_Data entries_:
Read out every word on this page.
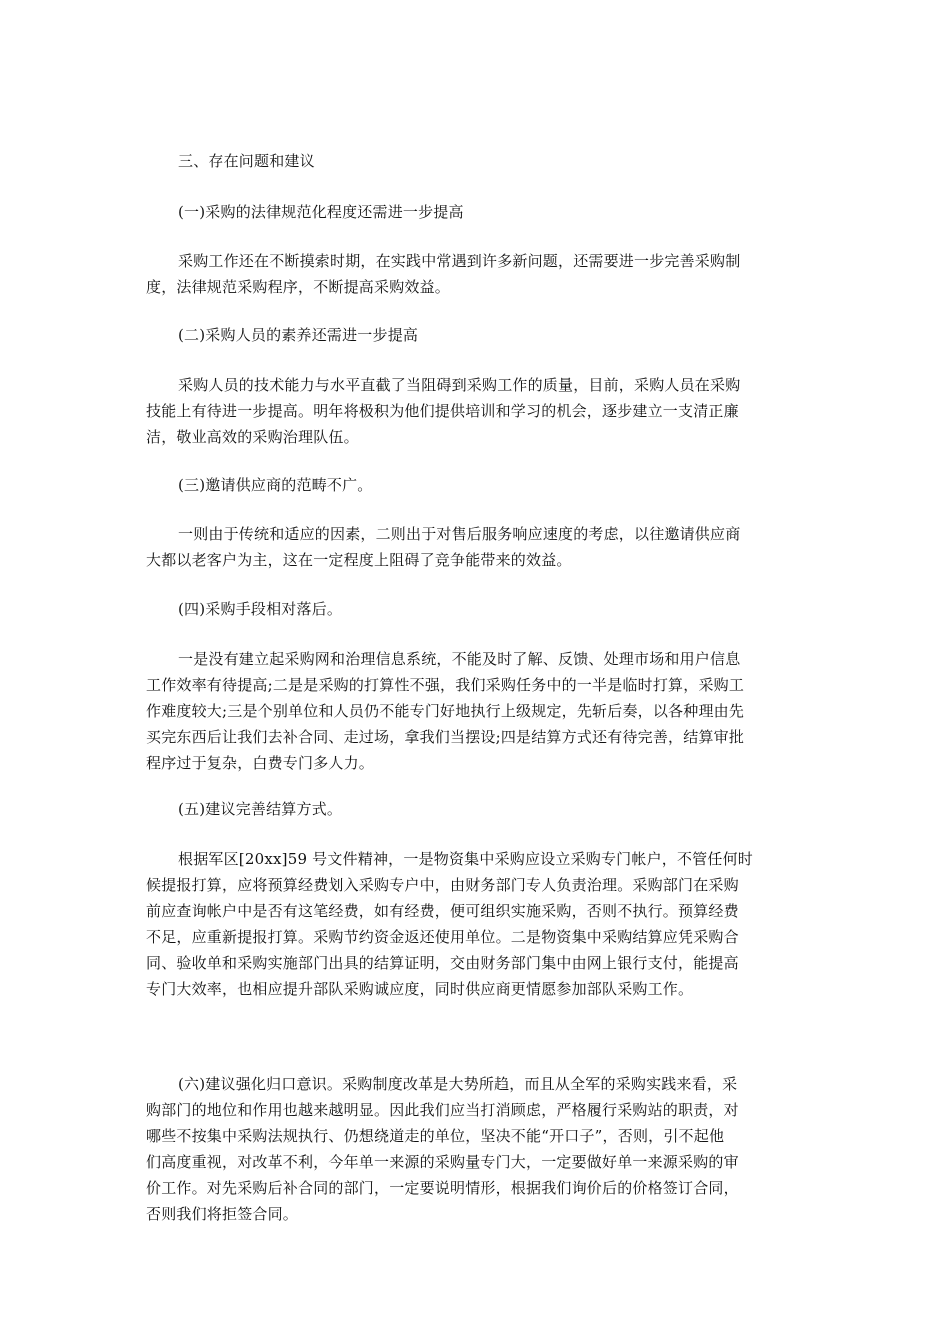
三、存在问题和建议

(一)采购的法律规范化程度还需进一步提高

采购工作还在不断摸索时期，在实践中常遇到许多新问题，还需要进一步完善采购制
度，法律规范采购程序，不断提高采购效益。

(二)采购人员的素养还需进一步提高

采购人员的技术能力与水平直截了当阻碍到采购工作的质量，目前，采购人员在采购
技能上有待进一步提高。明年将极积为他们提供培训和学习的机会，逐步建立一支清正廉
洁，敬业高效的采购治理队伍。

(三)邀请供应商的范畴不广。

一则由于传统和适应的因素，二则出于对售后服务响应速度的考虑，以往邀请供应商
大都以老客户为主，这在一定程度上阻碍了竞争能带来的效益。

(四)采购手段相对落后。

一是没有建立起采购网和治理信息系统，不能及时了解、反馈、处理市场和用户信息
工作效率有待提高;二是是采购的打算性不强，我们采购任务中的一半是临时打算，采购工
作难度较大;三是个别单位和人员仍不能专门好地执行上级规定，先斩后奏，以各种理由先
买完东西后让我们去补合同、走过场，拿我们当摆设;四是结算方式还有待完善，结算审批
程序过于复杂，白费专门多人力。

(五)建议完善结算方式。

根据军区[20xx]59 号文件精神，一是物资集中采购应设立采购专门帐户，不管任何时
候提报打算，应将预算经费划入采购专户中，由财务部门专人负责治理。采购部门在采购
前应查询帐户中是否有这笔经费，如有经费，便可组织实施采购，否则不执行。预算经费
不足，应重新提报打算。采购节约资金返还使用单位。二是物资集中采购结算应凭采购合
同、验收单和采购实施部门出具的结算证明，交由财务部门集中由网上银行支付，能提高
专门大效率，也相应提升部队采购诚应度，同时供应商更情愿参加部队采购工作。
(六)建议强化归口意识。采购制度改革是大势所趋，而且从全军的采购实践来看，采
购部门的地位和作用也越来越明显。因此我们应当打消顾虑，严格履行采购站的职责，对
哪些不按集中采购法规执行、仍想绕道走的单位，坚决不能“开口子”，否则，引不起他
们高度重视，对改革不利，今年单一来源的采购量专门大，一定要做好单一来源采购的审
价工作。对先采购后补合同的部门，一定要说明情形，根据我们询价后的价格签订合同，
否则我们将拒签合同。
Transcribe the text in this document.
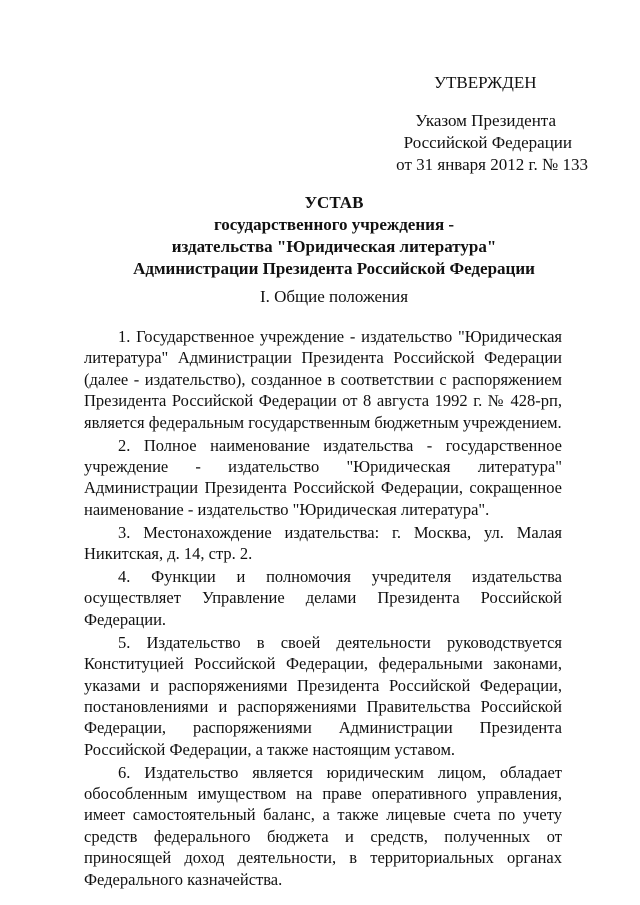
УТВЕРЖДЕН
Указом Президента
Российской Федерации
от 31 января 2012 г. № 133
УСТАВ
государственного учреждения -
издательства "Юридическая литература"
Администрации Президента Российской Федерации
I. Общие положения

1. Государственное учреждение - издательство "Юридическая литература" Администрации Президента Российской Федерации (далее - издательство), созданное в соответствии с распоряжением Президента Российской Федерации от 8 августа 1992 г. № 428-рп, является федеральным государственным бюджетным учреждением.

2. Полное наименование издательства - государственное учреждение - издательство "Юридическая литература" Администрации Президента Российской Федерации, сокращенное наименование - издательство "Юридическая литература".

3. Местонахождение издательства: г. Москва, ул. Малая Никитская, д. 14, стр. 2.

4. Функции и полномочия учредителя издательства осуществляет Управление делами Президента Российской Федерации.

5. Издательство в своей деятельности руководствуется Конституцией Российской Федерации, федеральными законами, указами и распоряжениями Президента Российской Федерации, постановлениями и распоряжениями Правительства Российской Федерации, распоряжениями Администрации Президента Российской Федерации, а также настоящим уставом.

6. Издательство является юридическим лицом, обладает обособленным имуществом на праве оперативного управления, имеет самостоятельный баланс, а также лицевые счета по учету средств федерального бюджета и средств, полученных от приносящей доход деятельности, в территориальных органах Федерального казначейства.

_Aim_: Reproduce the data word for word, excluding its pictures.

_Written reply_:
Read out every word on this page.
三、存在问题和建议

(一)采购的法律规范化程度还需进一步提高

采购工作还在不断摸索时期，在实践中常遇到许多新问题，还需要进一步完善采购制
度，法律规范采购程序，不断提高采购效益。

(二)采购人员的素养还需进一步提高

采购人员的技术能力与水平直截了当阻碍到采购工作的质量，目前，采购人员在采购
技能上有待进一步提高。明年将极积为他们提供培训和学习的机会，逐步建立一支清正廉
洁，敬业高效的采购治理队伍。

(三)邀请供应商的范畴不广。

一则由于传统和适应的因素，二则出于对售后服务响应速度的考虑，以往邀请供应商
大都以老客户为主，这在一定程度上阻碍了竞争能带来的效益。

(四)采购手段相对落后。

一是没有建立起采购网和治理信息系统，不能及时了解、反馈、处理市场和用户信息
工作效率有待提高;二是是采购的打算性不强，我们采购任务中的一半是临时打算，采购工
作难度较大;三是个别单位和人员仍不能专门好地执行上级规定，先斩后奏，以各种理由先
买完东西后让我们去补合同、走过场，拿我们当摆设;四是结算方式还有待完善，结算审批
程序过于复杂，白费专门多人力。

(五)建议完善结算方式。

根据军区[20xx]59 号文件精神，一是物资集中采购应设立采购专门帐户，不管任何时
候提报打算，应将预算经费划入采购专户中，由财务部门专人负责治理。采购部门在采购
前应查询帐户中是否有这笔经费，如有经费，便可组织实施采购，否则不执行。预算经费
不足，应重新提报打算。采购节约资金返还使用单位。二是物资集中采购结算应凭采购合
同、验收单和采购实施部门出具的结算证明，交由财务部门集中由网上银行支付，能提高
专门大效率，也相应提升部队采购诚应度，同时供应商更情愿参加部队采购工作。
(六)建议强化归口意识。采购制度改革是大势所趋，而且从全军的采购实践来看，采
购部门的地位和作用也越来越明显。因此我们应当打消顾虑，严格履行采购站的职责，对
哪些不按集中采购法规执行、仍想绕道走的单位，坚决不能“开口子”，否则，引不起他
们高度重视，对改革不利，今年单一来源的采购量专门大，一定要做好单一来源采购的审
价工作。对先采购后补合同的部门，一定要说明情形，根据我们询价后的价格签订合同，
否则我们将拒签合同。
Transcribe the text in this document.
УТВЕРЖДЕН
Указом Президента
Российской Федерации
от 31 января 2012 г. № 133
УСТАВ
государственного учреждения -
издательства "Юридическая литература"
Администрации Президента Российской Федерации
I. Общие положения

1. Государственное учреждение - издательство "Юридическая литература" Администрации Президента Российской Федерации (далее - издательство), созданное в соответствии с распоряжением Президента Российской Федерации от 8 августа 1992 г. № 428-рп, является федеральным государственным бюджетным учреждением.

2. Полное наименование издательства - государственное учреждение - издательство "Юридическая литература" Администрации Президента Российской Федерации, сокращенное наименование - издательство "Юридическая литература".

3. Местонахождение издательства: г. Москва, ул. Малая Никитская, д. 14, стр. 2.

4. Функции и полномочия учредителя издательства осуществляет Управление делами Президента Российской Федерации.

5. Издательство в своей деятельности руководствуется Конституцией Российской Федерации, федеральными законами, указами и распоряжениями Президента Российской Федерации, постановлениями и распоряжениями Правительства Российской Федерации, распоряжениями Администрации Президента Российской Федерации, а также настоящим уставом.

6. Издательство является юридическим лицом, обладает обособленным имуществом на праве оперативного управления, имеет самостоятельный баланс, а также лицевые счета по учету средств федерального бюджета и средств, полученных от приносящей доход деятельности, в территориальных органах Федерального казначейства.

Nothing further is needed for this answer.